[Direction] In the entries that follow, how many lines contain the word "page"? Answer with the number only.

══════════

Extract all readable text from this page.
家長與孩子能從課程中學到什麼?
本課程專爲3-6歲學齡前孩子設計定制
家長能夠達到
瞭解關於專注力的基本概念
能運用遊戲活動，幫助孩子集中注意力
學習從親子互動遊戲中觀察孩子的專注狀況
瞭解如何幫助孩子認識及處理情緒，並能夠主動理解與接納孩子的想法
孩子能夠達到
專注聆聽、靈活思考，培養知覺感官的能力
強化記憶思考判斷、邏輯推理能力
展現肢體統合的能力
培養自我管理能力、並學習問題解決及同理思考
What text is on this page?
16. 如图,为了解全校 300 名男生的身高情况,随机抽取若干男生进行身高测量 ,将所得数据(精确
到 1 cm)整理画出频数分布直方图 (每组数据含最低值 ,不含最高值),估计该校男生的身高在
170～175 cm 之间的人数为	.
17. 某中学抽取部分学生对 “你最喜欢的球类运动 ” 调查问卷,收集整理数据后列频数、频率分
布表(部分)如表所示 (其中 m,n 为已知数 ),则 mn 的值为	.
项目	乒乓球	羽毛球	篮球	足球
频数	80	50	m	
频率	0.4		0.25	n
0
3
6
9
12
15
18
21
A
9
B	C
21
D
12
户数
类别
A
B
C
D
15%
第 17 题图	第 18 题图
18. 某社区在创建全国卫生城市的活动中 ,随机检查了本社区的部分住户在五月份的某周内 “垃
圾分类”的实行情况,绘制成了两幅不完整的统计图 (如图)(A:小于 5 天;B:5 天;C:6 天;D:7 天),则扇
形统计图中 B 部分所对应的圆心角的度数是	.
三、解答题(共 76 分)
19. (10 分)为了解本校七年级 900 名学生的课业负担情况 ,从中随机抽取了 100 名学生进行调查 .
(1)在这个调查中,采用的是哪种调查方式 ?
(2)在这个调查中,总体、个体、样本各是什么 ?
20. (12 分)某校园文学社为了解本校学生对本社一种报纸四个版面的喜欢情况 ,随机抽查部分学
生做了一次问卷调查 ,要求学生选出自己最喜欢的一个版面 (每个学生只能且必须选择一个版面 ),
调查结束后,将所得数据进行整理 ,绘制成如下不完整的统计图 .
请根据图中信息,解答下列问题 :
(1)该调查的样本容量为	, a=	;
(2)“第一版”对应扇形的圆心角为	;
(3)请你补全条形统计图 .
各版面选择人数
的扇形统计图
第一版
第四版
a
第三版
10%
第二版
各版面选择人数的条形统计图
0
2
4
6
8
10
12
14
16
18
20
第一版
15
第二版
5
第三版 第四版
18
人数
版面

══════════

[Exercise response] 2